◆ Exercise: Go over the entries below line by line, copying each one that contains the word "energy".

-- begin Exercise materials --

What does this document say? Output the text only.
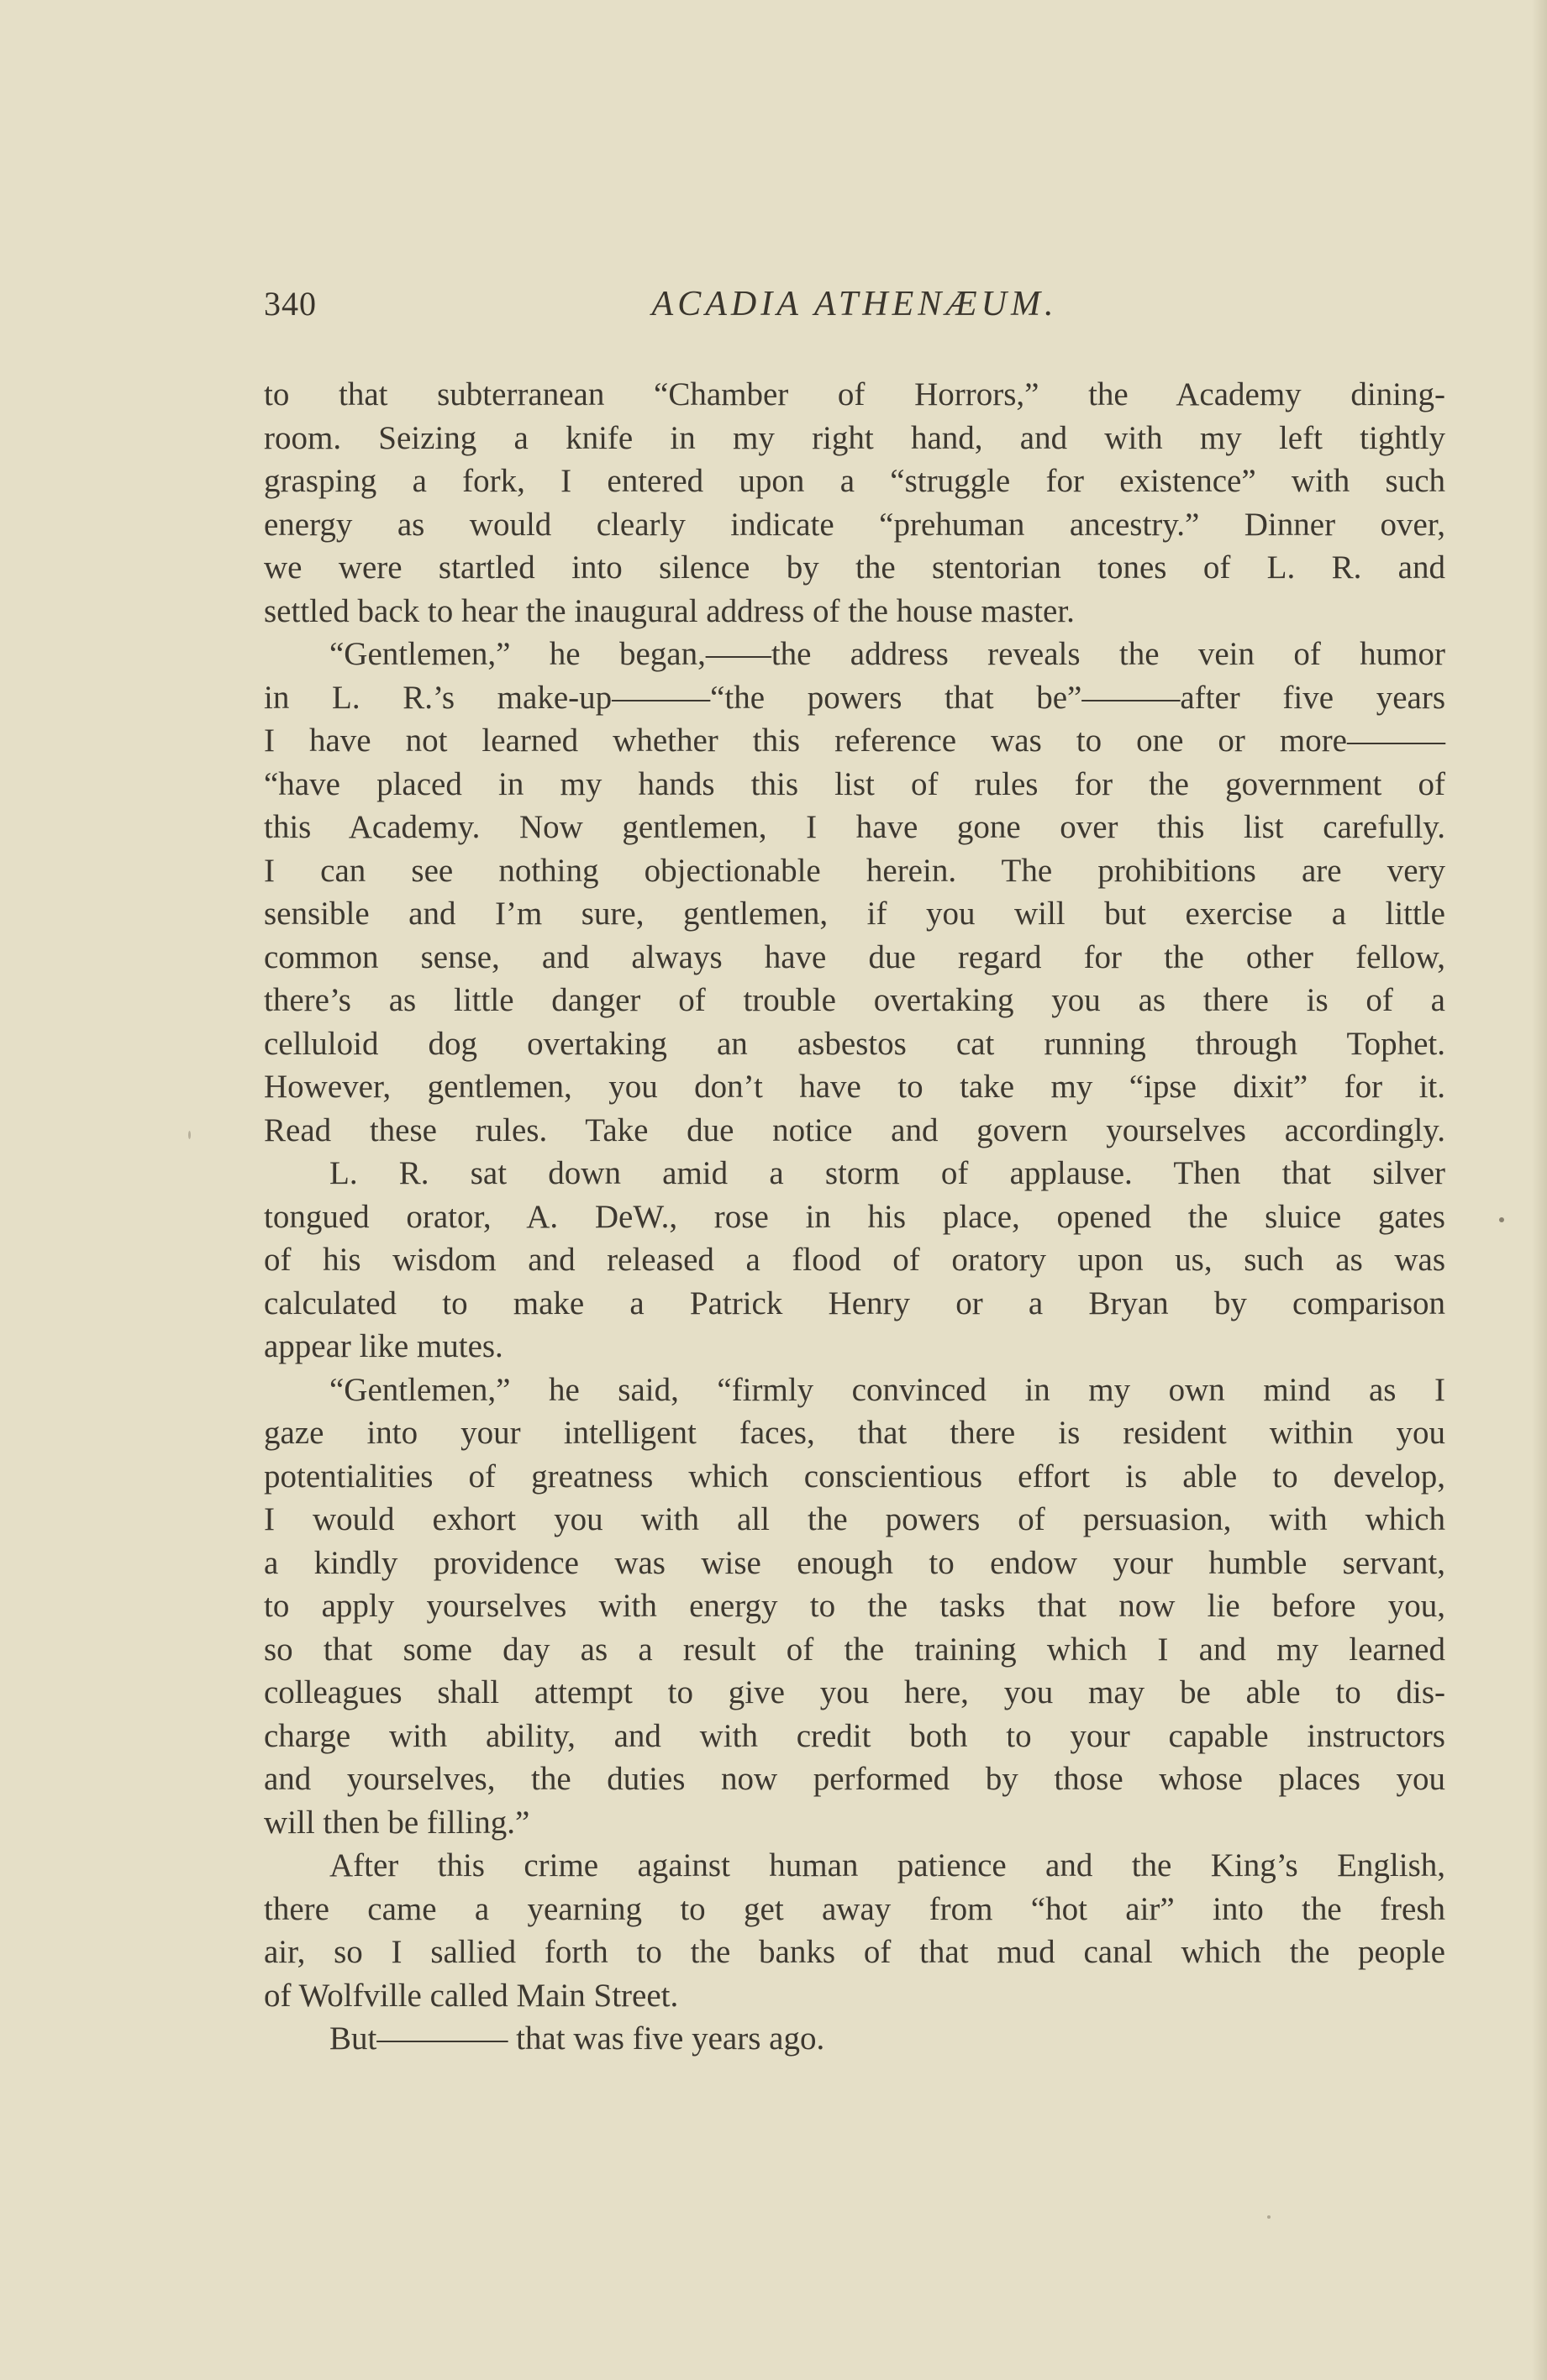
340	ACADIA ATHENÆUM.

to that subterranean “Chamber of Horrors,” the Academy dining-

room. Seizing a knife in my right hand, and with my left tightly

grasping a fork, I entered upon a “struggle for existence” with such

energy as would clearly indicate “prehuman ancestry.” Dinner over,

we were startled into silence by the stentorian tones of L. R. and

settled back to hear the inaugural address of the house master.

“Gentlemen,” he began,——the address reveals the vein of humor

in L. R.’s make-up———“the powers that be”———after five years

I have not learned whether this reference was to one or more———

“have placed in my hands this list of rules for the government of

this Academy. Now gentlemen, I have gone over this list carefully.

I can see nothing objectionable herein. The prohibitions are very

sensible and I’m sure, gentlemen, if you will but exercise a little

common sense, and always have due regard for the other fellow,

there’s as little danger of trouble overtaking you as there is of a

celluloid dog overtaking an asbestos cat running through Tophet.

However, gentlemen, you don’t have to take my “ipse dixit” for it.

Read these rules. Take due notice and govern yourselves accordingly.

L. R. sat down amid a storm of applause. Then that silver

tongued orator, A. DeW., rose in his place, opened the sluice gates

of his wisdom and released a flood of oratory upon us, such as was

calculated to make a Patrick Henry or a Bryan by comparison

appear like mutes.

“Gentlemen,” he said, “firmly convinced in my own mind as I

gaze into your intelligent faces, that there is resident within you

potentialities of greatness which conscientious effort is able to develop,

I would exhort you with all the powers of persuasion, with which

a kindly providence was wise enough to endow your humble servant,

to apply yourselves with energy to the tasks that now lie before you,

so that some day as a result of the training which I and my learned

colleagues shall attempt to give you here, you may be able to dis-

charge with ability, and with credit both to your capable instructors

and yourselves, the duties now performed by those whose places you

will then be filling.”

After this crime against human patience and the King’s English,

there came a yearning to get away from “hot air” into the fresh

air, so I sallied forth to the banks of that mud canal which the people

of Wolfville called Main Street.

But———— that was five years ago.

-- end Exercise materials --

◆ Worked answer:
energy as would clearly indicate “prehuman ancestry.” Dinner over,
to apply yourselves with energy to the tasks that now lie before you,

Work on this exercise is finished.